Exercise requirements
Which lines below include the string "score"? Please show each one.

(Dataset rows about figures)
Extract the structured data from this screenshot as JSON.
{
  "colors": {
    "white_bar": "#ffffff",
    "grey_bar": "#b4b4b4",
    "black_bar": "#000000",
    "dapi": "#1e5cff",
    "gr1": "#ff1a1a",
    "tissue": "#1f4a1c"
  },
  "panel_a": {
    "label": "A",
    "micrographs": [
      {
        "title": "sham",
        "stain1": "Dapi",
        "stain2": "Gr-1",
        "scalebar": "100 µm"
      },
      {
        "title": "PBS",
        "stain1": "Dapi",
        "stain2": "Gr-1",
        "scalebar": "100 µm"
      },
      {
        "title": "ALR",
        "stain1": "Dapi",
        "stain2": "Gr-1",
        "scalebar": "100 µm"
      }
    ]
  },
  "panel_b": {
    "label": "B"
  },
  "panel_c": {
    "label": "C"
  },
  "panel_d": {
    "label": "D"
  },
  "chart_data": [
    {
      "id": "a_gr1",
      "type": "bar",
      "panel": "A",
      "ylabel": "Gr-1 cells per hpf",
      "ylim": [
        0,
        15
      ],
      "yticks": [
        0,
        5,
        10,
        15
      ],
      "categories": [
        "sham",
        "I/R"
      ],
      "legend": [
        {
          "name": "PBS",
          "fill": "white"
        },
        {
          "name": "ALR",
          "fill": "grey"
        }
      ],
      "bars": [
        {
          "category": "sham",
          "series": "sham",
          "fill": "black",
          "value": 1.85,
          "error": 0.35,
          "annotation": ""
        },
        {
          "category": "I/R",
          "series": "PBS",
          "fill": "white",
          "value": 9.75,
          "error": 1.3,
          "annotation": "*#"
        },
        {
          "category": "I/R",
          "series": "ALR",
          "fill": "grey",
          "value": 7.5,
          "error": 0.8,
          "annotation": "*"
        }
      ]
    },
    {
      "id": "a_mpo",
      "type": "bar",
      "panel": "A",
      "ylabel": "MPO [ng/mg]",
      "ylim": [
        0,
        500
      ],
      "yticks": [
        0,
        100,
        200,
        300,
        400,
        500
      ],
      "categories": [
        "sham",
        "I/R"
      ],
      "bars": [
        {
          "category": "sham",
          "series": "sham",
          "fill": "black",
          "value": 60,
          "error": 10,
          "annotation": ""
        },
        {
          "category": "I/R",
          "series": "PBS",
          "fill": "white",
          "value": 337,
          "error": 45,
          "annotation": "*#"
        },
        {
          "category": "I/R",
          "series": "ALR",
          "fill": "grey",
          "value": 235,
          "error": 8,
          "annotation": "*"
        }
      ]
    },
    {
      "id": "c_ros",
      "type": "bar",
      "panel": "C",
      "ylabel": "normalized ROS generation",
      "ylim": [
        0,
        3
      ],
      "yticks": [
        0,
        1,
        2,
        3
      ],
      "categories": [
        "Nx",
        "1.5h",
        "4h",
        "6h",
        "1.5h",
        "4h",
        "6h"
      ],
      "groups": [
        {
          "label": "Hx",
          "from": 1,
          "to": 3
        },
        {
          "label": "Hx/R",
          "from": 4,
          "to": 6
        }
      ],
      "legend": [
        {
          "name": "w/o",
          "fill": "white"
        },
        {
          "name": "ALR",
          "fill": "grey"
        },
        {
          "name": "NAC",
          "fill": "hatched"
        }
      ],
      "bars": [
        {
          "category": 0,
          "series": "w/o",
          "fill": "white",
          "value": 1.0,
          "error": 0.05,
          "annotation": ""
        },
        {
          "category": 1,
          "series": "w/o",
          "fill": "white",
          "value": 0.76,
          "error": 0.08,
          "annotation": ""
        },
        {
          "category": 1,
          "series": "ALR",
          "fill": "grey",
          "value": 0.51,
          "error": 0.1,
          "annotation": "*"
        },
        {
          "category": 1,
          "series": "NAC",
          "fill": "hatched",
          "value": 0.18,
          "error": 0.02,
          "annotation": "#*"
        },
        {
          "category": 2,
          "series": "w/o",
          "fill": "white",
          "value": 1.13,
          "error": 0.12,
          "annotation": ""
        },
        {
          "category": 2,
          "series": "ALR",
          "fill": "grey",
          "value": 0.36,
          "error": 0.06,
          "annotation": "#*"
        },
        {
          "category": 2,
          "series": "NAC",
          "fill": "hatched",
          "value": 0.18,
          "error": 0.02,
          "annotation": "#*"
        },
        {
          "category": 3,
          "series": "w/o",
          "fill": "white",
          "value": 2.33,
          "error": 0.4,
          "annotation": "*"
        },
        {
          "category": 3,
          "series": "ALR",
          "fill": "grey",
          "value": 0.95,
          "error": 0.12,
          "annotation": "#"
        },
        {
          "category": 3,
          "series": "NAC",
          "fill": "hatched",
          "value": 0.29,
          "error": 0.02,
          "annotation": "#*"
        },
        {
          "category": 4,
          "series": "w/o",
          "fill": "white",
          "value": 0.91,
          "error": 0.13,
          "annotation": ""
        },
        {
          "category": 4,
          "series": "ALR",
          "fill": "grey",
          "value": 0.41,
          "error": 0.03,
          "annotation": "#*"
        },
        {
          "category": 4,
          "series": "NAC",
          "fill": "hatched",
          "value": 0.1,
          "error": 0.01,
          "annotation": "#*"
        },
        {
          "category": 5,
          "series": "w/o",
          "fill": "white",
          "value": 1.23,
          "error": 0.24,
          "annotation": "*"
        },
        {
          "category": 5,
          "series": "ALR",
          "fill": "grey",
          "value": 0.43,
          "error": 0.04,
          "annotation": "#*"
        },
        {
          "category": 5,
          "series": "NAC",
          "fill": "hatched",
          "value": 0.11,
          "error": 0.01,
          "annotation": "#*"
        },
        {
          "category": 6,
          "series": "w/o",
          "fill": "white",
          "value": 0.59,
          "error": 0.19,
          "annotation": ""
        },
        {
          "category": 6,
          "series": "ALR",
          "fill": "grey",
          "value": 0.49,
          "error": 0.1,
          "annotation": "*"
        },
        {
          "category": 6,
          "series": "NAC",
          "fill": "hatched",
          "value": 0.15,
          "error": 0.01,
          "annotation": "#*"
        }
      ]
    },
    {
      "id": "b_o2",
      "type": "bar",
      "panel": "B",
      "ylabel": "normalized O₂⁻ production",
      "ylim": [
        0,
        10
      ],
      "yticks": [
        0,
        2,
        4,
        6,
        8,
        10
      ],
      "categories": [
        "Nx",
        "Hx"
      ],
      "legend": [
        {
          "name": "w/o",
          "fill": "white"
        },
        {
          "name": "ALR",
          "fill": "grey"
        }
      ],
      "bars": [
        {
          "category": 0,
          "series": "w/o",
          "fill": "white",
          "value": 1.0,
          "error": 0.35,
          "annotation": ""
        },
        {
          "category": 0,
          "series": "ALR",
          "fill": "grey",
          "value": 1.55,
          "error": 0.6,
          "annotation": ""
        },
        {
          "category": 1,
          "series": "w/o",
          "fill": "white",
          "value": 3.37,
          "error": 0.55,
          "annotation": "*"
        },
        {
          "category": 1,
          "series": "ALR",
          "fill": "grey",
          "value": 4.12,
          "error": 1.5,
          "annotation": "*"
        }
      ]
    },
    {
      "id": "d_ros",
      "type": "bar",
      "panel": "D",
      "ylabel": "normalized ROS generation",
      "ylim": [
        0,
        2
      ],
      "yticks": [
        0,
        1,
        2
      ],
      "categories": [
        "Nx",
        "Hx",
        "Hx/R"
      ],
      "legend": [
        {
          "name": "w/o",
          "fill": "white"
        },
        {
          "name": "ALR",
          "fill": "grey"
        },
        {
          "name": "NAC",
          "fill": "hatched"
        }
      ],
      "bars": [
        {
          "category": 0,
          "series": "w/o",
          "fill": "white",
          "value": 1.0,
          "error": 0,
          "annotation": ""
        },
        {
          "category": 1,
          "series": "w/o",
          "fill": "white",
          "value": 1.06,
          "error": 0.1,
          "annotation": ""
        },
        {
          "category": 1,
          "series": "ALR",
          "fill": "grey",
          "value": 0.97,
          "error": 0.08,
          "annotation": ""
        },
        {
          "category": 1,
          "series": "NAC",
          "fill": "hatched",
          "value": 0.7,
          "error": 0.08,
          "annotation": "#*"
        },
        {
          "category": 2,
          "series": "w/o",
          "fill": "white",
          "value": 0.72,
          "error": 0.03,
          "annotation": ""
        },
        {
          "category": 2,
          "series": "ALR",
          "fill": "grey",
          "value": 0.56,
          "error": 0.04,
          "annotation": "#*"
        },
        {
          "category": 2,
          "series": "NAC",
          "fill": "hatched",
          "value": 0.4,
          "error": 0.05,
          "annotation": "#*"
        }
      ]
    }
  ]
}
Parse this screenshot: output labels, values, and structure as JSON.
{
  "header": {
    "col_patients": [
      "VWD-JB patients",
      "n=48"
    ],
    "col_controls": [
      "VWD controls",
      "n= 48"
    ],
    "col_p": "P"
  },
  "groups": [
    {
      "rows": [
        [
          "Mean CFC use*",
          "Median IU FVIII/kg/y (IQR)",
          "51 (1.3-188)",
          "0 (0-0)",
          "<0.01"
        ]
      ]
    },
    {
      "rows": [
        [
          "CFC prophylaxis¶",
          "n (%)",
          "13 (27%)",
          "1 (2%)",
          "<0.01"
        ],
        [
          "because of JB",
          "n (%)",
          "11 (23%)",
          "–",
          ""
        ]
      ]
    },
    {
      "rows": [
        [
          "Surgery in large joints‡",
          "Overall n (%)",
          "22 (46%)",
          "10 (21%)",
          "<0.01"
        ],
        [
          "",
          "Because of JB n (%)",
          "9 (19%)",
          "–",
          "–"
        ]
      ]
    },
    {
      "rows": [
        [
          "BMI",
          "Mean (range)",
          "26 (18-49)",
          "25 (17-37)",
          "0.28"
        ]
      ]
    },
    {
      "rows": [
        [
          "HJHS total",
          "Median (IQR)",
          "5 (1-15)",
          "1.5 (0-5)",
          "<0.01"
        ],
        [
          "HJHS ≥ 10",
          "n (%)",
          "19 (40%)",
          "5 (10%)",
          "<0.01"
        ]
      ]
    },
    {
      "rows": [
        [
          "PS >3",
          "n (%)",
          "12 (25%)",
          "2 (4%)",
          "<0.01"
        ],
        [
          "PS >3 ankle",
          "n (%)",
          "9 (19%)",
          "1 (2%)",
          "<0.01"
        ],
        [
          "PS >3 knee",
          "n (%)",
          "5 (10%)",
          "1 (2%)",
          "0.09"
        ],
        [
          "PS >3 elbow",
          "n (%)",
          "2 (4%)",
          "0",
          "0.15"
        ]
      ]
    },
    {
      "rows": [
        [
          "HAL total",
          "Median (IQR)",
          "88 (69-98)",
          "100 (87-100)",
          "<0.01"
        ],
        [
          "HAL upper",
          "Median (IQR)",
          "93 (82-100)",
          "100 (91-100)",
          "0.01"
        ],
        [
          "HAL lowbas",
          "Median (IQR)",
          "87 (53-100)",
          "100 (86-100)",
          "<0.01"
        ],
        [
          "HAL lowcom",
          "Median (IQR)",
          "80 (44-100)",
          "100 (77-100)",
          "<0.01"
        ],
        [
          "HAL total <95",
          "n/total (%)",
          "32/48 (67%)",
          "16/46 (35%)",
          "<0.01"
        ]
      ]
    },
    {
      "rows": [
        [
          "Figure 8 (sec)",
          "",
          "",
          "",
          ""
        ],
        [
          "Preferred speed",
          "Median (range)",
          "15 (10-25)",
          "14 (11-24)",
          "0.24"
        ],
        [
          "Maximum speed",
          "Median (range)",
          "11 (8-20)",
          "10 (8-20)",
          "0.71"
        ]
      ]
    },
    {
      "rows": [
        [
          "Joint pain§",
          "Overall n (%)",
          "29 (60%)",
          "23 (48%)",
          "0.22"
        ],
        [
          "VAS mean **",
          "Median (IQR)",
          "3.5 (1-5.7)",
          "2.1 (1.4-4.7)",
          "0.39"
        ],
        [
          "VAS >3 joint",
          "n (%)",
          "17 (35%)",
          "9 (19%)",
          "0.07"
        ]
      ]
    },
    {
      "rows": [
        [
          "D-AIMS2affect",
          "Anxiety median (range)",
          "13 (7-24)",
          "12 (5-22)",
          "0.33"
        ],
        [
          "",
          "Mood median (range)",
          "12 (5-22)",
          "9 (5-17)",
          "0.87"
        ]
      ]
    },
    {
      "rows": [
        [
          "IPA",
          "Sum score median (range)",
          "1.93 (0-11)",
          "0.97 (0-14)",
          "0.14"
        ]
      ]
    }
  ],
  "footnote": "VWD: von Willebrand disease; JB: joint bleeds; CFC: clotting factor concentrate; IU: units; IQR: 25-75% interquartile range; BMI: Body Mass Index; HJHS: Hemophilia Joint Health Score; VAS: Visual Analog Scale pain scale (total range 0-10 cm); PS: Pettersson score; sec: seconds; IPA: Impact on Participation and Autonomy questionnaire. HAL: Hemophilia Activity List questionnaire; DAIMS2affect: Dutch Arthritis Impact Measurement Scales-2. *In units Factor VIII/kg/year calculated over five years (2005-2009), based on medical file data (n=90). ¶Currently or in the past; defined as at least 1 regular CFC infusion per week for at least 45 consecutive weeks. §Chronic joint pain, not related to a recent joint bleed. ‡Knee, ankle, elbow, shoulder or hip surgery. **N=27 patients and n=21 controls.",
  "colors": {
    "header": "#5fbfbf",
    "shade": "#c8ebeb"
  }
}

Result of this task
          "Sum score median (range)",
  "footnote": "VWD: von Willebrand disease; JB: joint bleeds; CFC: clotting factor concentrate; IU: units; IQR: 25-75% interquartile range; BMI: Body Mass Index; HJHS: Hemophilia Joint Health Score; VAS: Visual Analog Scale pain scale (total range 0-10 cm); PS: Pettersson score; sec: seconds; IPA: Impact on Participation and Autonomy questionnaire. HAL: Hemophilia Activity List questionnaire; DAIMS2affect: Dutch Arthritis Impact Measurement Scales-2. *In units Factor VIII/kg/year calculated over five years (2005-2009), based on medical file data (n=90). ¶Currently or in the past; defined as at least 1 regular CFC infusion per week for at least 45 consecutive weeks. §Chronic joint pain, not related to a recent joint bleed. ‡Knee, ankle, elbow, shoulder or hip surgery. **N=27 patients and n=21 controls.",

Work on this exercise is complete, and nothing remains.